* [Description of the task]: Your task is to output the data exactly as it stands.

↓↓↓

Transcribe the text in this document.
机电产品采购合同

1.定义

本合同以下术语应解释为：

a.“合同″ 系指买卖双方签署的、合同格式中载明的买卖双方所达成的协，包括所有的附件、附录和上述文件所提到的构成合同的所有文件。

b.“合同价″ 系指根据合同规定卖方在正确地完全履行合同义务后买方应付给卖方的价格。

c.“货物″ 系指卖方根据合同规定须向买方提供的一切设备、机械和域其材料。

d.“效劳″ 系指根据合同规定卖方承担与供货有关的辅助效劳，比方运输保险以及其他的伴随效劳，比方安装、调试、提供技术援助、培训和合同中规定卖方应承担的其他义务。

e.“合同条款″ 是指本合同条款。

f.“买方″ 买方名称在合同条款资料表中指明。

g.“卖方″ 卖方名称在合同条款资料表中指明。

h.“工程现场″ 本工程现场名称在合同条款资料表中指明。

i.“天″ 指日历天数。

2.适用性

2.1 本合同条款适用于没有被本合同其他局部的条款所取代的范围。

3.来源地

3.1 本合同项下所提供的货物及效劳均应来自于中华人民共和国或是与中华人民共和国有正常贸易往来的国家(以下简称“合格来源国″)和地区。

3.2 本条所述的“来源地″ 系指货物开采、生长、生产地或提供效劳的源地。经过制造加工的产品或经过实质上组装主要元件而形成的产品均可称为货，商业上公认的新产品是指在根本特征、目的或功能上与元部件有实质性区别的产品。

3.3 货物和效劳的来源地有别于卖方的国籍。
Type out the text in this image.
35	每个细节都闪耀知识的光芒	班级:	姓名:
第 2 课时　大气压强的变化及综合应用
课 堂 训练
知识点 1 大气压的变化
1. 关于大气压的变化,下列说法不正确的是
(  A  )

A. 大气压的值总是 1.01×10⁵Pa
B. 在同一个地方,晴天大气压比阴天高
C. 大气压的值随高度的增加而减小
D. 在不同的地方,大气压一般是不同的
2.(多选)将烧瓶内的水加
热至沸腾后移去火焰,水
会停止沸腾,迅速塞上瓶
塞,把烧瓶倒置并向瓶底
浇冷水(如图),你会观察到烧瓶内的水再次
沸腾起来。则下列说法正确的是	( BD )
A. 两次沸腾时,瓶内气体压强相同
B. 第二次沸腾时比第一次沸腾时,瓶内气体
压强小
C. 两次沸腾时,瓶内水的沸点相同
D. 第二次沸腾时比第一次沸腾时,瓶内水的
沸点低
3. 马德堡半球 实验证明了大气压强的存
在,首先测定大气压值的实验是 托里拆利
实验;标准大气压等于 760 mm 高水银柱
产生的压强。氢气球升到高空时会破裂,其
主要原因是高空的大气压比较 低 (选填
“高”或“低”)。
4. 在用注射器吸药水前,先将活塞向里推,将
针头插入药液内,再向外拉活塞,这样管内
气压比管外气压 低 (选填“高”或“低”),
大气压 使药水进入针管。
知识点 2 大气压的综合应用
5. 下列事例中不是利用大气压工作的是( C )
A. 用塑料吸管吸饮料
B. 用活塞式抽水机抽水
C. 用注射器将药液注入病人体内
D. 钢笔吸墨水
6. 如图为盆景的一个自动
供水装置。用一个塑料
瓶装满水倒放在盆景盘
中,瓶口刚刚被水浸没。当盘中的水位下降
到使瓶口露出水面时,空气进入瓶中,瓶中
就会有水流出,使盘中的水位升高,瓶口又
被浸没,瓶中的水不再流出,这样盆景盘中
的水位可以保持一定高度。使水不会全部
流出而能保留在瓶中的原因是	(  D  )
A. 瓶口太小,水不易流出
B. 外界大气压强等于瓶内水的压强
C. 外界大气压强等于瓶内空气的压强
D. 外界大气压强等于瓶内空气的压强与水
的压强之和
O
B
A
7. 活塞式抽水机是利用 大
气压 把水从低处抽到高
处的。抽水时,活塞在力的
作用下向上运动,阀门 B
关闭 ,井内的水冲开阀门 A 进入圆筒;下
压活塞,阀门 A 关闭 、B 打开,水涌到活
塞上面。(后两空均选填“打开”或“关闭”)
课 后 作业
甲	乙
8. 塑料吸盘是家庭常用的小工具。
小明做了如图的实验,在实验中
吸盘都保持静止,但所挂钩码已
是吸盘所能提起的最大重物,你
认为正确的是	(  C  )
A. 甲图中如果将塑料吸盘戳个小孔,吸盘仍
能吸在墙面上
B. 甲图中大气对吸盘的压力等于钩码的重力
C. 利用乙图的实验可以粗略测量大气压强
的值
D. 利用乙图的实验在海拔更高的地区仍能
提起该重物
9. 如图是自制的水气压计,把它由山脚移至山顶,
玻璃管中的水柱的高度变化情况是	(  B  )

↑↑↑

* [Task answer]:
Transcribe the text in this document.
机电产品采购合同

1.定义

本合同以下术语应解释为：

a.“合同″ 系指买卖双方签署的、合同格式中载明的买卖双方所达成的协，包括所有的附件、附录和上述文件所提到的构成合同的所有文件。

b.“合同价″ 系指根据合同规定卖方在正确地完全履行合同义务后买方应付给卖方的价格。

c.“货物″ 系指卖方根据合同规定须向买方提供的一切设备、机械和域其材料。

d.“效劳″ 系指根据合同规定卖方承担与供货有关的辅助效劳，比方运输保险以及其他的伴随效劳，比方安装、调试、提供技术援助、培训和合同中规定卖方应承担的其他义务。

e.“合同条款″ 是指本合同条款。

f.“买方″ 买方名称在合同条款资料表中指明。

g.“卖方″ 卖方名称在合同条款资料表中指明。

h.“工程现场″ 本工程现场名称在合同条款资料表中指明。

i.“天″ 指日历天数。

2.适用性

2.1 本合同条款适用于没有被本合同其他局部的条款所取代的范围。

3.来源地

3.1 本合同项下所提供的货物及效劳均应来自于中华人民共和国或是与中华人民共和国有正常贸易往来的国家(以下简称“合格来源国″)和地区。

3.2 本条所述的“来源地″ 系指货物开采、生长、生产地或提供效劳的源地。经过制造加工的产品或经过实质上组装主要元件而形成的产品均可称为货，商业上公认的新产品是指在根本特征、目的或功能上与元部件有实质性区别的产品。

3.3 货物和效劳的来源地有别于卖方的国籍。
Type out the text in this image.
35	每个细节都闪耀知识的光芒	班级:	姓名:
第 2 课时　大气压强的变化及综合应用
课 堂 训练
知识点 1 大气压的变化
1. 关于大气压的变化,下列说法不正确的是
(  A  )

A. 大气压的值总是 1.01×10⁵Pa
B. 在同一个地方,晴天大气压比阴天高
C. 大气压的值随高度的增加而减小
D. 在不同的地方,大气压一般是不同的
2.(多选)将烧瓶内的水加
热至沸腾后移去火焰,水
会停止沸腾,迅速塞上瓶
塞,把烧瓶倒置并向瓶底
浇冷水(如图),你会观察到烧瓶内的水再次
沸腾起来。则下列说法正确的是	( BD )
A. 两次沸腾时,瓶内气体压强相同
B. 第二次沸腾时比第一次沸腾时,瓶内气体
压强小
C. 两次沸腾时,瓶内水的沸点相同
D. 第二次沸腾时比第一次沸腾时,瓶内水的
沸点低
3. 马德堡半球 实验证明了大气压强的存
在,首先测定大气压值的实验是 托里拆利
实验;标准大气压等于 760 mm 高水银柱
产生的压强。氢气球升到高空时会破裂,其
主要原因是高空的大气压比较 低 (选填
“高”或“低”)。
4. 在用注射器吸药水前,先将活塞向里推,将
针头插入药液内,再向外拉活塞,这样管内
气压比管外气压 低 (选填“高”或“低”),
大气压 使药水进入针管。
知识点 2 大气压的综合应用
5. 下列事例中不是利用大气压工作的是( C )
A. 用塑料吸管吸饮料
B. 用活塞式抽水机抽水
C. 用注射器将药液注入病人体内
D. 钢笔吸墨水
6. 如图为盆景的一个自动
供水装置。用一个塑料
瓶装满水倒放在盆景盘
中,瓶口刚刚被水浸没。当盘中的水位下降
到使瓶口露出水面时,空气进入瓶中,瓶中
就会有水流出,使盘中的水位升高,瓶口又
被浸没,瓶中的水不再流出,这样盆景盘中
的水位可以保持一定高度。使水不会全部
流出而能保留在瓶中的原因是	(  D  )
A. 瓶口太小,水不易流出
B. 外界大气压强等于瓶内水的压强
C. 外界大气压强等于瓶内空气的压强
D. 外界大气压强等于瓶内空气的压强与水
的压强之和
O
B
A
7. 活塞式抽水机是利用 大
气压 把水从低处抽到高
处的。抽水时,活塞在力的
作用下向上运动,阀门 B
关闭 ,井内的水冲开阀门 A 进入圆筒;下
压活塞,阀门 A 关闭 、B 打开,水涌到活
塞上面。(后两空均选填“打开”或“关闭”)
课 后 作业
甲	乙
8. 塑料吸盘是家庭常用的小工具。
小明做了如图的实验,在实验中
吸盘都保持静止,但所挂钩码已
是吸盘所能提起的最大重物,你
认为正确的是	(  C  )
A. 甲图中如果将塑料吸盘戳个小孔,吸盘仍
能吸在墙面上
B. 甲图中大气对吸盘的压力等于钩码的重力
C. 利用乙图的实验可以粗略测量大气压强
的值
D. 利用乙图的实验在海拔更高的地区仍能
提起该重物
9. 如图是自制的水气压计,把它由山脚移至山顶,
玻璃管中的水柱的高度变化情况是	(  B  )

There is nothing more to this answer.